# [Extracted data entries]
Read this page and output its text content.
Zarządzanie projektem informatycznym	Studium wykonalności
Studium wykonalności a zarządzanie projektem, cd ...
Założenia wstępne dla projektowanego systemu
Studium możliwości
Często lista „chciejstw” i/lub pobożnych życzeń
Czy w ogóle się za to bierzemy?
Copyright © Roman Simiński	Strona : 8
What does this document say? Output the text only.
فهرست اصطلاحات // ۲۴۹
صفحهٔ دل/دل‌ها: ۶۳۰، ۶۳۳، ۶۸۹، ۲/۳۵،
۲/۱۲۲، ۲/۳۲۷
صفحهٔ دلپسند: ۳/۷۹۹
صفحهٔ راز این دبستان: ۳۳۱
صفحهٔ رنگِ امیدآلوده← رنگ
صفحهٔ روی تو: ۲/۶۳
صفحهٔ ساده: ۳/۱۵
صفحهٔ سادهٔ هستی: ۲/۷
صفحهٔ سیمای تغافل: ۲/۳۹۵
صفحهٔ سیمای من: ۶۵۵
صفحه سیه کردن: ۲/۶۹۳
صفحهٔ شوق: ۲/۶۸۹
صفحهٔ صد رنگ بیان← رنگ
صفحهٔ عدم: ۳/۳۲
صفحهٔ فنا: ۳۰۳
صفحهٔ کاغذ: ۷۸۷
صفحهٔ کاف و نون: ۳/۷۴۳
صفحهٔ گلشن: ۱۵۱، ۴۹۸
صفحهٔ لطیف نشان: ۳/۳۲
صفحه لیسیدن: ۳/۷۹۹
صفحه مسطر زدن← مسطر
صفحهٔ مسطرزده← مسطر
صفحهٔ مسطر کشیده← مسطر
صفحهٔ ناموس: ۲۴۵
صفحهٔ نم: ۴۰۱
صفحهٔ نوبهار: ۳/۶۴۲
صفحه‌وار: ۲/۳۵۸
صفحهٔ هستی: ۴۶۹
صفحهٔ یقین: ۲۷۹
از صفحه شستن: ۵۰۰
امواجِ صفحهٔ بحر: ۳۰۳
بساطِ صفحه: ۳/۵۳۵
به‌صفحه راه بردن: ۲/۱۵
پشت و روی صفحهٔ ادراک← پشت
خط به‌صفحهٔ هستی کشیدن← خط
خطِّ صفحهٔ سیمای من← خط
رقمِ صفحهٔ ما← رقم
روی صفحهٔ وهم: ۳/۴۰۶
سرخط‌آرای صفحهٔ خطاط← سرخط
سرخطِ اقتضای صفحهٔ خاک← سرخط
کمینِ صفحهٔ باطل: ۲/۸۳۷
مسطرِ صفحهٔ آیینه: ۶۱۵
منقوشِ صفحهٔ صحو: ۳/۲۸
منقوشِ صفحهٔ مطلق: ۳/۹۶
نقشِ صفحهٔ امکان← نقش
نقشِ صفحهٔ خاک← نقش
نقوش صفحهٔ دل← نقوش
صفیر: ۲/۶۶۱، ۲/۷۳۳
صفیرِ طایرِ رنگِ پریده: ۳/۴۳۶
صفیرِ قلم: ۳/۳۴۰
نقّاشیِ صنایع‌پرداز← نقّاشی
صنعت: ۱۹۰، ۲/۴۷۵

# [Brief]
Please restate the whole listing word for word.

# [Response to the exercise]
Read this page and output its text content.
Zarządzanie projektem informatycznym	Studium wykonalności
Studium wykonalności a zarządzanie projektem, cd ...
Założenia wstępne dla projektowanego systemu
Studium możliwości
Często lista „chciejstw” i/lub pobożnych życzeń
Czy w ogóle się za to bierzemy?
Copyright © Roman Simiński	Strona : 8
What does this document say? Output the text only.
فهرست اصطلاحات // ۲۴۹
صفحهٔ دل/دل‌ها: ۶۳۰، ۶۳۳، ۶۸۹، ۲/۳۵،
۲/۱۲۲، ۲/۳۲۷
صفحهٔ دلپسند: ۳/۷۹۹
صفحهٔ راز این دبستان: ۳۳۱
صفحهٔ رنگِ امیدآلوده← رنگ
صفحهٔ روی تو: ۲/۶۳
صفحهٔ ساده: ۳/۱۵
صفحهٔ سادهٔ هستی: ۲/۷
صفحهٔ سیمای تغافل: ۲/۳۹۵
صفحهٔ سیمای من: ۶۵۵
صفحه سیه کردن: ۲/۶۹۳
صفحهٔ شوق: ۲/۶۸۹
صفحهٔ صد رنگ بیان← رنگ
صفحهٔ عدم: ۳/۳۲
صفحهٔ فنا: ۳۰۳
صفحهٔ کاغذ: ۷۸۷
صفحهٔ کاف و نون: ۳/۷۴۳
صفحهٔ گلشن: ۱۵۱، ۴۹۸
صفحهٔ لطیف نشان: ۳/۳۲
صفحه لیسیدن: ۳/۷۹۹
صفحه مسطر زدن← مسطر
صفحهٔ مسطرزده← مسطر
صفحهٔ مسطر کشیده← مسطر
صفحهٔ ناموس: ۲۴۵
صفحهٔ نم: ۴۰۱
صفحهٔ نوبهار: ۳/۶۴۲
صفحه‌وار: ۲/۳۵۸
صفحهٔ هستی: ۴۶۹
صفحهٔ یقین: ۲۷۹
از صفحه شستن: ۵۰۰
امواجِ صفحهٔ بحر: ۳۰۳
بساطِ صفحه: ۳/۵۳۵
به‌صفحه راه بردن: ۲/۱۵
پشت و روی صفحهٔ ادراک← پشت
خط به‌صفحهٔ هستی کشیدن← خط
خطِّ صفحهٔ سیمای من← خط
رقمِ صفحهٔ ما← رقم
روی صفحهٔ وهم: ۳/۴۰۶
سرخط‌آرای صفحهٔ خطاط← سرخط
سرخطِ اقتضای صفحهٔ خاک← سرخط
کمینِ صفحهٔ باطل: ۲/۸۳۷
مسطرِ صفحهٔ آیینه: ۶۱۵
منقوشِ صفحهٔ صحو: ۳/۲۸
منقوشِ صفحهٔ مطلق: ۳/۹۶
نقشِ صفحهٔ امکان← نقش
نقشِ صفحهٔ خاک← نقش
نقوش صفحهٔ دل← نقوش
صفیر: ۲/۶۶۱، ۲/۷۳۳
صفیرِ طایرِ رنگِ پریده: ۳/۴۳۶
صفیرِ قلم: ۳/۳۴۰
نقّاشیِ صنایع‌پرداز← نقّاشی
صنعت: ۱۹۰، ۲/۴۷۵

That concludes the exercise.